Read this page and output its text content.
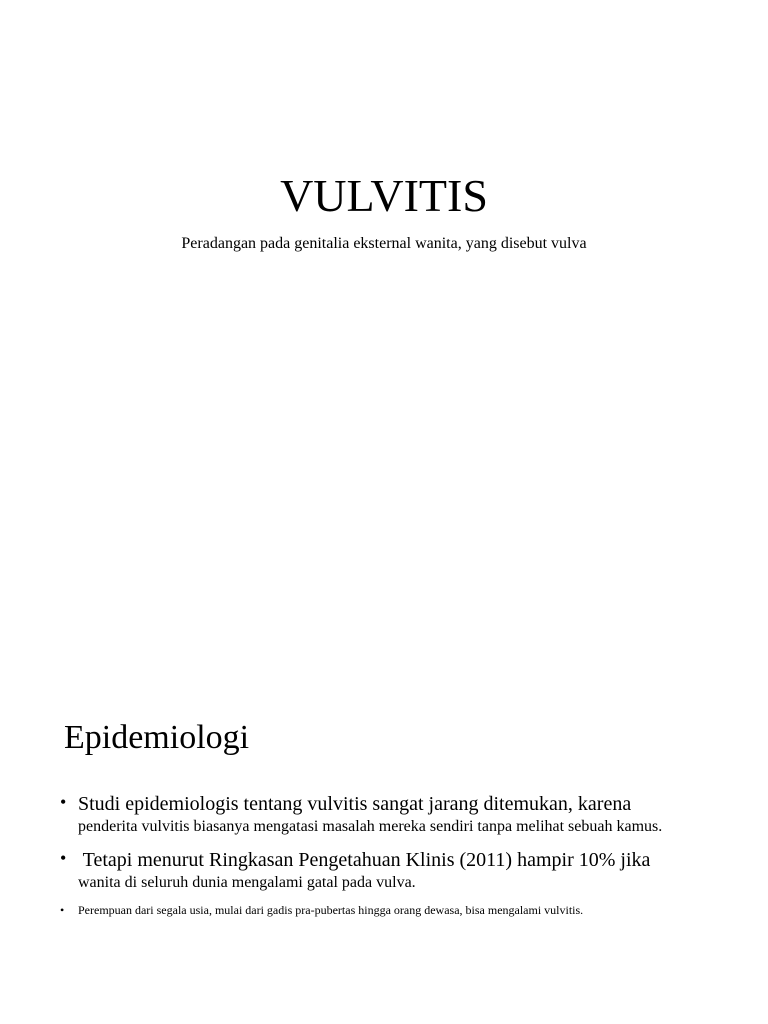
VULVITIS
Peradangan pada genitalia eksternal wanita, yang disebut vulva
Epidemiologi
• Studi epidemiologis tentang vulvitis sangat jarang ditemukan, karena
penderita vulvitis biasanya mengatasi masalah mereka sendiri tanpa melihat sebuah kamus.
• Tetapi menurut Ringkasan Pengetahuan Klinis (2011) hampir 10% jika
wanita di seluruh dunia mengalami gatal pada vulva.
• Perempuan dari segala usia, mulai dari gadis pra-pubertas hingga orang dewasa, bisa mengalami vulvitis.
-.-.-
> **Problem**
All the lines above are to be given again exactly as they read, with the pictures removed.

> **Answer to this task**
Read this page and output its text content.
VULVITIS
Peradangan pada genitalia eksternal wanita, yang disebut vulva
Epidemiologi
• Studi epidemiologis tentang vulvitis sangat jarang ditemukan, karena
penderita vulvitis biasanya mengatasi masalah mereka sendiri tanpa melihat sebuah kamus.
• Tetapi menurut Ringkasan Pengetahuan Klinis (2011) hampir 10% jika
wanita di seluruh dunia mengalami gatal pada vulva.
• Perempuan dari segala usia, mulai dari gadis pra-pubertas hingga orang dewasa, bisa mengalami vulvitis.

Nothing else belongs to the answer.